Exercise brief — Everything in the listing should be restated word for word.

Exercise inputs —

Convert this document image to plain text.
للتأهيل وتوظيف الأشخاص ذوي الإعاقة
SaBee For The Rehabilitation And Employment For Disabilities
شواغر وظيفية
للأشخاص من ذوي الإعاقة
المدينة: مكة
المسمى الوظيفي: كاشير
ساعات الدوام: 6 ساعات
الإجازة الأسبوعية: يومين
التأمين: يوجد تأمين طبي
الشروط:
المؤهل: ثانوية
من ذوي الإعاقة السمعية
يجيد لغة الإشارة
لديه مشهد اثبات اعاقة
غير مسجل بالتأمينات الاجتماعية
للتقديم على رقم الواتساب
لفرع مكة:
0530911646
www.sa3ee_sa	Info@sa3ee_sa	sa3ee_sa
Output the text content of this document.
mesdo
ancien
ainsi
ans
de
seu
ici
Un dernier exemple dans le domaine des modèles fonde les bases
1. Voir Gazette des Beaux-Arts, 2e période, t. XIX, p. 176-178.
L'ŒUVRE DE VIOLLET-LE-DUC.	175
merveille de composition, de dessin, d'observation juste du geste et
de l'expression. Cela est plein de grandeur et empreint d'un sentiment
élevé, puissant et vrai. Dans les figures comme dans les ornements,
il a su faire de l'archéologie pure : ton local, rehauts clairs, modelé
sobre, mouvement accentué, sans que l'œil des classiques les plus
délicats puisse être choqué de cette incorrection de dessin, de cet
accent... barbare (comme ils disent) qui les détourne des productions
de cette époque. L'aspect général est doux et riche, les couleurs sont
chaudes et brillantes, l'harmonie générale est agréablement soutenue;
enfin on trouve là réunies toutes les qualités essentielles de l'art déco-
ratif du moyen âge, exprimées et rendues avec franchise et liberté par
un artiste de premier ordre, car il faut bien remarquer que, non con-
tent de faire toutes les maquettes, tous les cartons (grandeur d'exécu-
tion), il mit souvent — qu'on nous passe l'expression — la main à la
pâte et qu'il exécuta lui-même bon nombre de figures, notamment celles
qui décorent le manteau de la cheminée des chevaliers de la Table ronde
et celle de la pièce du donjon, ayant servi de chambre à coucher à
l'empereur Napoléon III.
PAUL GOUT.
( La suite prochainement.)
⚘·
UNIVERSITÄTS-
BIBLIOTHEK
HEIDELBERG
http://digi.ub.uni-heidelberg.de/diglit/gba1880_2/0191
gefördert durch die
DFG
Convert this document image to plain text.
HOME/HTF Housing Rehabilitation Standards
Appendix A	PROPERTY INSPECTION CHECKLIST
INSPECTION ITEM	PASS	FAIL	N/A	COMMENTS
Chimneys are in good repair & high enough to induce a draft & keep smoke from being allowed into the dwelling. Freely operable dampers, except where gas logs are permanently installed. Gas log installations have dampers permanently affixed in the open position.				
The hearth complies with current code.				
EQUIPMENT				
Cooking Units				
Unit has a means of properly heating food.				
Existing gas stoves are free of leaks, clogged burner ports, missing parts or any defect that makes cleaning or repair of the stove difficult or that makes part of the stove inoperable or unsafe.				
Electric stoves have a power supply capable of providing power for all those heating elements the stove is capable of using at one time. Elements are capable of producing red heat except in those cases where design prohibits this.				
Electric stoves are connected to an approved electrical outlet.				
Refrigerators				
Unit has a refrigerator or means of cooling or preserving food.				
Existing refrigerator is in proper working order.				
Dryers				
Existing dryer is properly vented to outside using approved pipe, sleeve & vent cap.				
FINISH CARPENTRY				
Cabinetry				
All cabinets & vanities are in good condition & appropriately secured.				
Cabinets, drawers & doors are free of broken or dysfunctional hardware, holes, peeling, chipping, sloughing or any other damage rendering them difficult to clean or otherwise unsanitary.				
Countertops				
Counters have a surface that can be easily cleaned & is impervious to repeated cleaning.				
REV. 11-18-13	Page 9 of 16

Full answer —
Convert this document image to plain text.
للتأهيل وتوظيف الأشخاص ذوي الإعاقة
SaBee For The Rehabilitation And Employment For Disabilities
شواغر وظيفية
للأشخاص من ذوي الإعاقة
المدينة: مكة
المسمى الوظيفي: كاشير
ساعات الدوام: 6 ساعات
الإجازة الأسبوعية: يومين
التأمين: يوجد تأمين طبي
الشروط:
المؤهل: ثانوية
من ذوي الإعاقة السمعية
يجيد لغة الإشارة
لديه مشهد اثبات اعاقة
غير مسجل بالتأمينات الاجتماعية
للتقديم على رقم الواتساب
لفرع مكة:
0530911646
www.sa3ee_sa	Info@sa3ee_sa	sa3ee_sa
Output the text content of this document.
mesdo
ancien
ainsi
ans
de
seu
ici
Un dernier exemple dans le domaine des modèles fonde les bases
1. Voir Gazette des Beaux-Arts, 2e période, t. XIX, p. 176-178.
L'ŒUVRE DE VIOLLET-LE-DUC.	175
merveille de composition, de dessin, d'observation juste du geste et
de l'expression. Cela est plein de grandeur et empreint d'un sentiment
élevé, puissant et vrai. Dans les figures comme dans les ornements,
il a su faire de l'archéologie pure : ton local, rehauts clairs, modelé
sobre, mouvement accentué, sans que l'œil des classiques les plus
délicats puisse être choqué de cette incorrection de dessin, de cet
accent... barbare (comme ils disent) qui les détourne des productions
de cette époque. L'aspect général est doux et riche, les couleurs sont
chaudes et brillantes, l'harmonie générale est agréablement soutenue;
enfin on trouve là réunies toutes les qualités essentielles de l'art déco-
ratif du moyen âge, exprimées et rendues avec franchise et liberté par
un artiste de premier ordre, car il faut bien remarquer que, non con-
tent de faire toutes les maquettes, tous les cartons (grandeur d'exécu-
tion), il mit souvent — qu'on nous passe l'expression — la main à la
pâte et qu'il exécuta lui-même bon nombre de figures, notamment celles
qui décorent le manteau de la cheminée des chevaliers de la Table ronde
et celle de la pièce du donjon, ayant servi de chambre à coucher à
l'empereur Napoléon III.
PAUL GOUT.
( La suite prochainement.)
⚘·
UNIVERSITÄTS-
BIBLIOTHEK
HEIDELBERG
http://digi.ub.uni-heidelberg.de/diglit/gba1880_2/0191
gefördert durch die
DFG
Convert this document image to plain text.
HOME/HTF Housing Rehabilitation Standards
Appendix A	PROPERTY INSPECTION CHECKLIST
INSPECTION ITEM	PASS	FAIL	N/A	COMMENTS
Chimneys are in good repair & high enough to induce a draft & keep smoke from being allowed into the dwelling. Freely operable dampers, except where gas logs are permanently installed. Gas log installations have dampers permanently affixed in the open position.				
The hearth complies with current code.				
EQUIPMENT				
Cooking Units				
Unit has a means of properly heating food.				
Existing gas stoves are free of leaks, clogged burner ports, missing parts or any defect that makes cleaning or repair of the stove difficult or that makes part of the stove inoperable or unsafe.				
Electric stoves have a power supply capable of providing power for all those heating elements the stove is capable of using at one time. Elements are capable of producing red heat except in those cases where design prohibits this.				
Electric stoves are connected to an approved electrical outlet.				
Refrigerators				
Unit has a refrigerator or means of cooling or preserving food.				
Existing refrigerator is in proper working order.				
Dryers				
Existing dryer is properly vented to outside using approved pipe, sleeve & vent cap.				
FINISH CARPENTRY				
Cabinetry				
All cabinets & vanities are in good condition & appropriately secured.				
Cabinets, drawers & doors are free of broken or dysfunctional hardware, holes, peeling, chipping, sloughing or any other damage rendering them difficult to clean or otherwise unsanitary.				
Countertops				
Counters have a surface that can be easily cleaned & is impervious to repeated cleaning.				
REV. 11-18-13	Page 9 of 16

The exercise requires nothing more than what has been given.